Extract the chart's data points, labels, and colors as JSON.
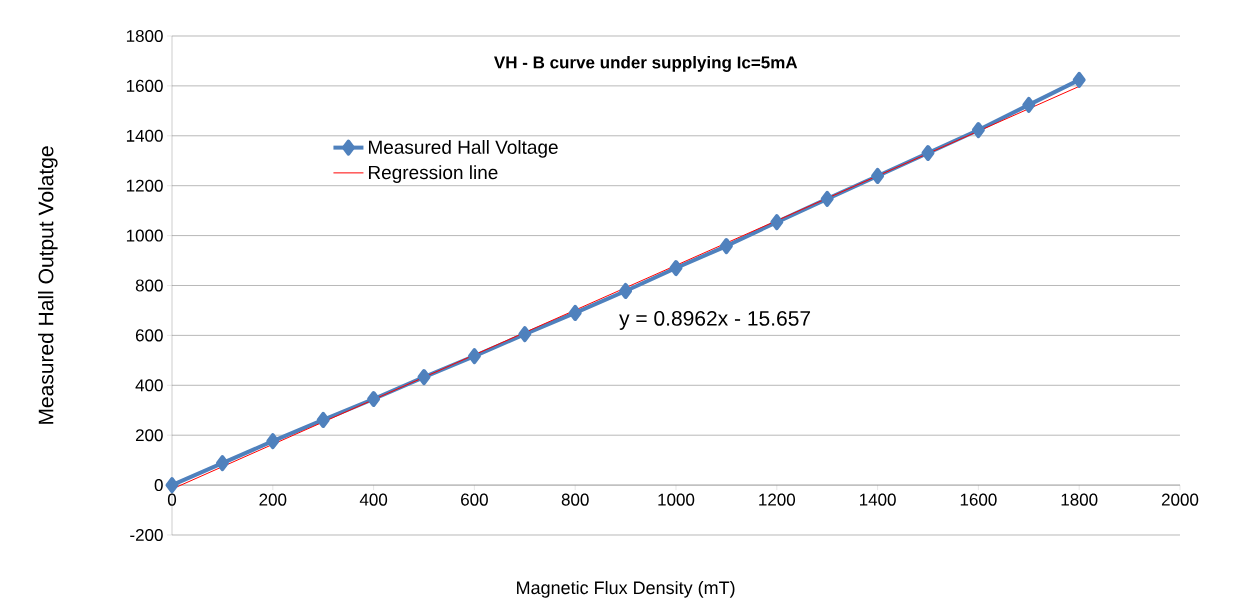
{
  "chart_data": {
    "type": "line",
    "title": "VH - B curve under  supplying Ic=5mA",
    "xlabel": "Magnetic  Flux Density (mT)",
    "ylabel": "Measured Hall Output Volatge",
    "x": [
      0,
      100,
      200,
      300,
      400,
      500,
      600,
      700,
      800,
      900,
      1000,
      1100,
      1200,
      1300,
      1400,
      1500,
      1600,
      1700,
      1800
    ],
    "series": [
      {
        "name": "Measured Hall Voltage",
        "color": "#4f81bd",
        "marker": "diamond",
        "values": [
          0,
          88,
          176,
          261,
          345,
          433,
          517,
          605,
          690,
          778,
          870,
          958,
          1054,
          1147,
          1239,
          1331,
          1423,
          1524,
          1624
        ]
      },
      {
        "name": "Regression line",
        "color": "#ff0000",
        "type": "line",
        "marker": "none",
        "x": [
          0,
          1800
        ],
        "values": [
          -16,
          1598
        ]
      }
    ],
    "xlim": [
      0,
      2000
    ],
    "xticks": [
      0,
      200,
      400,
      600,
      800,
      1000,
      1200,
      1400,
      1600,
      1800,
      2000
    ],
    "ylim": [
      -200,
      1800
    ],
    "yticks": [
      -200,
      0,
      200,
      400,
      600,
      800,
      1000,
      1200,
      1400,
      1600,
      1800
    ],
    "grid": "y",
    "legend": "top left",
    "annotations": [
      "y = 0.8962x - 15.657"
    ]
  }
}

==========

Goal = Collect every line from the records above that contains the word "name".

Answer for this exercise =
        "name": "Measured Hall Voltage",
        "name": "Regression line",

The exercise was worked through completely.